### The task
Identify every line in the records below that contains the word "earnings", and reproduce each one.

(Records excerpted from a collection)

========

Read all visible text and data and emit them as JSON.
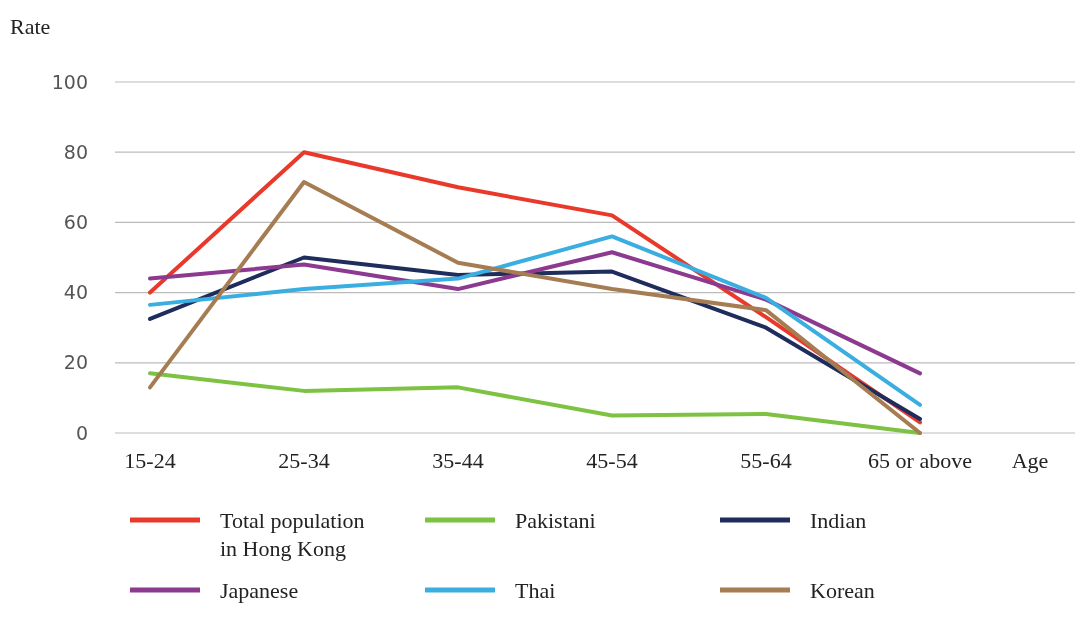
{
  "chart_data": {
    "type": "line",
    "ylabel": "Rate",
    "xlabel": "Age",
    "categories": [
      "15-24",
      "25-34",
      "35-44",
      "45-54",
      "55-64",
      "65 or above"
    ],
    "ylim": [
      0,
      100
    ],
    "yticks": [
      0,
      20,
      40,
      60,
      80,
      100
    ],
    "grid": "y",
    "legend": "bottom",
    "marker": "none",
    "line_style": "solid",
    "series": [
      {
        "name": "Total population in Hong Kong",
        "color": "#e8392b",
        "values": [
          40,
          80,
          70,
          62,
          33,
          3
        ]
      },
      {
        "name": "Pakistani",
        "color": "#7dc242",
        "values": [
          17,
          12,
          13,
          5,
          5.4,
          0
        ]
      },
      {
        "name": "Indian",
        "color": "#1f2d5c",
        "values": [
          32.5,
          50,
          45,
          46,
          30,
          4
        ]
      },
      {
        "name": "Japanese",
        "color": "#8b3a8f",
        "values": [
          44,
          48,
          41,
          51.5,
          38,
          17
        ]
      },
      {
        "name": "Thai",
        "color": "#3aaee0",
        "values": [
          36.5,
          41,
          44,
          56,
          38.5,
          8
        ]
      },
      {
        "name": "Korean",
        "color": "#a67c52",
        "values": [
          13,
          71.5,
          48.5,
          41,
          35,
          0
        ]
      }
    ]
  }
}
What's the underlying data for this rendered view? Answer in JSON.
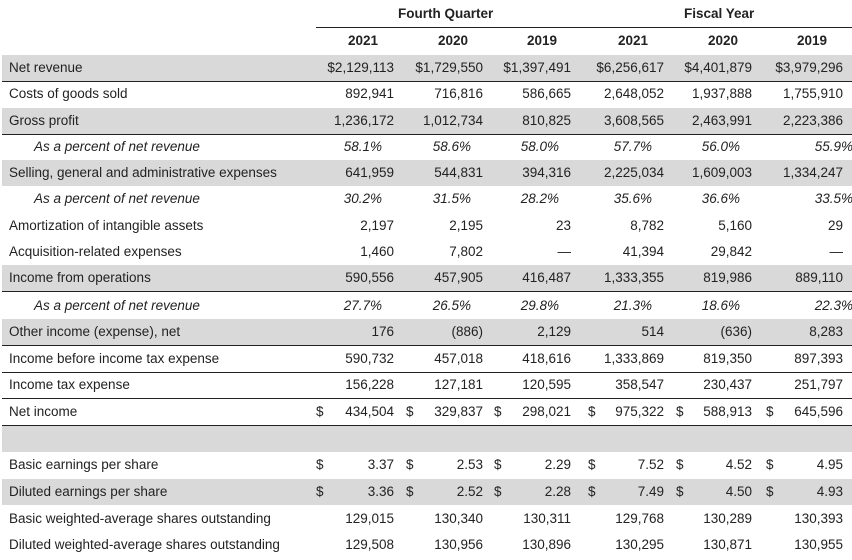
{
  "header": {
    "fourth_quarter": "Fourth Quarter",
    "fiscal_year": "Fiscal Year",
    "years": [
      "2021",
      "2020",
      "2019",
      "2021",
      "2020",
      "2019"
    ]
  },
  "rows": [
    {
      "label": "Net revenue",
      "values": [
        "$2,129,113",
        "$1,729,550",
        "$1,397,491",
        "$6,256,617",
        "$4,401,879",
        "$3,979,296"
      ]
    },
    {
      "label": "Costs of goods sold",
      "values": [
        "892,941",
        "716,816",
        "586,665",
        "2,648,052",
        "1,937,888",
        "1,755,910"
      ]
    },
    {
      "label": "Gross profit",
      "values": [
        "1,236,172",
        "1,012,734",
        "810,825",
        "3,608,565",
        "2,463,991",
        "2,223,386"
      ]
    },
    {
      "label": "As a percent of net revenue",
      "values": [
        "58.1%",
        "58.6%",
        "58.0%",
        "57.7%",
        "56.0%",
        "55.9%"
      ]
    },
    {
      "label": "Selling, general and administrative expenses",
      "values": [
        "641,959",
        "544,831",
        "394,316",
        "2,225,034",
        "1,609,003",
        "1,334,247"
      ]
    },
    {
      "label": "As a percent of net revenue",
      "values": [
        "30.2%",
        "31.5%",
        "28.2%",
        "35.6%",
        "36.6%",
        "33.5%"
      ]
    },
    {
      "label": "Amortization of intangible assets",
      "values": [
        "2,197",
        "2,195",
        "23",
        "8,782",
        "5,160",
        "29"
      ]
    },
    {
      "label": "Acquisition-related expenses",
      "values": [
        "1,460",
        "7,802",
        "—",
        "41,394",
        "29,842",
        "—"
      ]
    },
    {
      "label": "Income from operations",
      "values": [
        "590,556",
        "457,905",
        "416,487",
        "1,333,355",
        "819,986",
        "889,110"
      ]
    },
    {
      "label": "As a percent of net revenue",
      "values": [
        "27.7%",
        "26.5%",
        "29.8%",
        "21.3%",
        "18.6%",
        "22.3%"
      ]
    },
    {
      "label": "Other income (expense), net",
      "values": [
        "176",
        "(886)",
        "2,129",
        "514",
        "(636)",
        "8,283"
      ]
    },
    {
      "label": "Income before income tax expense",
      "values": [
        "590,732",
        "457,018",
        "418,616",
        "1,333,869",
        "819,350",
        "897,393"
      ]
    },
    {
      "label": "Income tax expense",
      "values": [
        "156,228",
        "127,181",
        "120,595",
        "358,547",
        "230,437",
        "251,797"
      ]
    },
    {
      "label": "Net income",
      "values": [
        "434,504",
        "329,837",
        "298,021",
        "975,322",
        "588,913",
        "645,596"
      ]
    },
    {
      "label": "",
      "values": [
        "",
        "",
        "",
        "",
        "",
        ""
      ]
    },
    {
      "label": "Basic earnings per share",
      "values": [
        "3.37",
        "2.53",
        "2.29",
        "7.52",
        "4.52",
        "4.95"
      ]
    },
    {
      "label": "Diluted earnings per share",
      "values": [
        "3.36",
        "2.52",
        "2.28",
        "7.49",
        "4.50",
        "4.93"
      ]
    },
    {
      "label": "Basic weighted-average shares outstanding",
      "values": [
        "129,015",
        "130,340",
        "130,311",
        "129,768",
        "130,289",
        "130,393"
      ]
    },
    {
      "label": "Diluted weighted-average shares outstanding",
      "values": [
        "129,508",
        "130,956",
        "130,896",
        "130,295",
        "130,871",
        "130,955"
      ]
    }
  ],
  "currency_symbol": "$"
}
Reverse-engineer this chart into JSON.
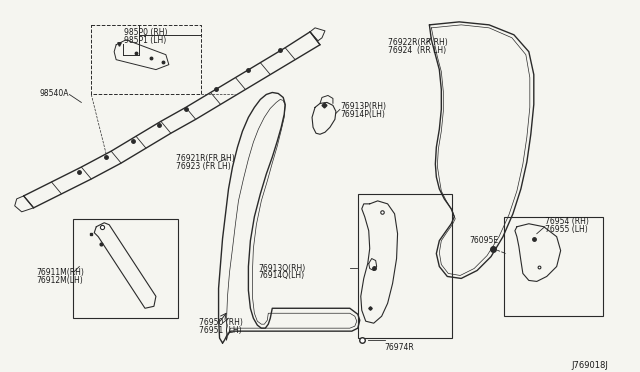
{
  "bg_color": "#f5f5f0",
  "line_color": "#2a2a2a",
  "diagram_id": "J769018J",
  "labels": {
    "985P0": "985P0 (RH)\n985P1 (LH)",
    "98540A": "98540A",
    "76921R": "76921R(FR RH)\n76923 (FR LH)",
    "76911M": "76911M(RH)\n76912M(LH)",
    "76950": "76950 (RH)\n76951 (LH)",
    "769130": "76913Q(RH)\n76914Q(LH)",
    "76974R": "76974R",
    "76922R": "76922R(RR RH)\n76924  (RR LH)",
    "76913P": "76913P(RH)\n76914P(LH)",
    "76095E": "76095E",
    "76954": "76954 (RH)\n76955 (LH)"
  },
  "font_size": 5.5,
  "font_color": "#1a1a1a"
}
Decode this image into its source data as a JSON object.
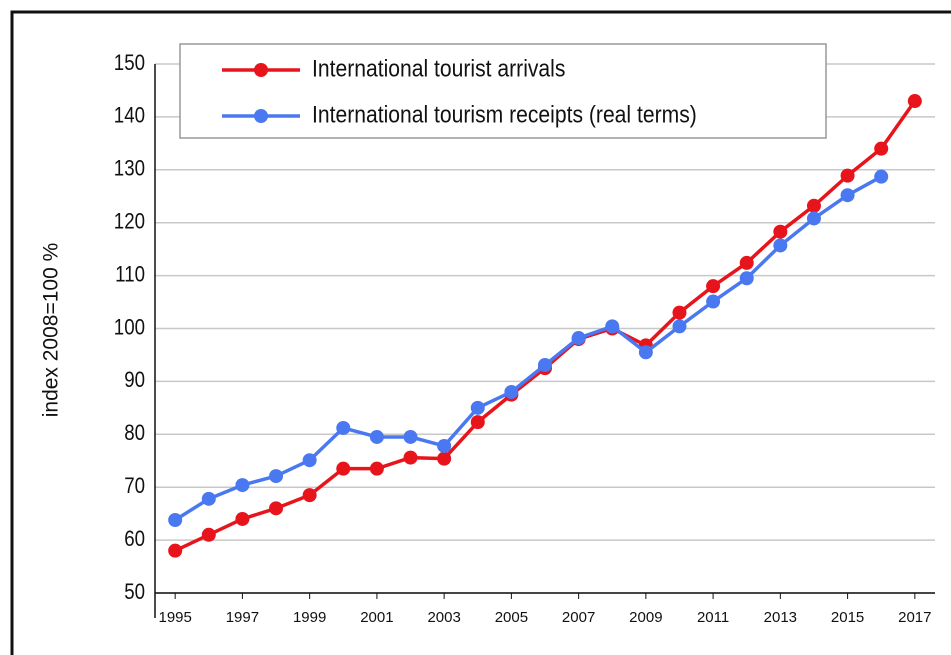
{
  "chart_data": {
    "type": "line",
    "ylabel": "index 2008=100 %",
    "x": [
      1995,
      1996,
      1997,
      1998,
      1999,
      2000,
      2001,
      2002,
      2003,
      2004,
      2005,
      2006,
      2007,
      2008,
      2009,
      2010,
      2011,
      2012,
      2013,
      2014,
      2015,
      2016,
      2017
    ],
    "series": [
      {
        "name": "International tourist arrivals",
        "color": "#e8141b",
        "values": [
          58,
          61,
          64,
          66,
          68.5,
          73.5,
          73.5,
          75.6,
          75.4,
          82.3,
          87.5,
          92.5,
          98,
          100,
          96.8,
          103,
          108,
          112.4,
          118.3,
          123.2,
          128.9,
          134,
          143
        ]
      },
      {
        "name": "International tourism receipts (real terms)",
        "color": "#4a78f0",
        "values": [
          63.8,
          67.8,
          70.4,
          72.1,
          75.1,
          81.2,
          79.5,
          79.5,
          77.8,
          85,
          88,
          93.1,
          98.2,
          100.4,
          95.5,
          100.4,
          105.1,
          109.5,
          115.7,
          120.8,
          125.2,
          128.7,
          null
        ]
      }
    ],
    "xlim": [
      1994.4,
      2017.6
    ],
    "xticks": [
      1995,
      1997,
      1999,
      2001,
      2003,
      2005,
      2007,
      2009,
      2011,
      2013,
      2015,
      2017
    ],
    "ylim": [
      50,
      150
    ],
    "yticks": [
      50,
      60,
      70,
      80,
      90,
      100,
      110,
      120,
      130,
      140,
      150
    ],
    "grid": true,
    "legend": "top"
  }
}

========

### Finished task
      "label": "Basic earnings per share",
      "label": "Diluted earnings per share",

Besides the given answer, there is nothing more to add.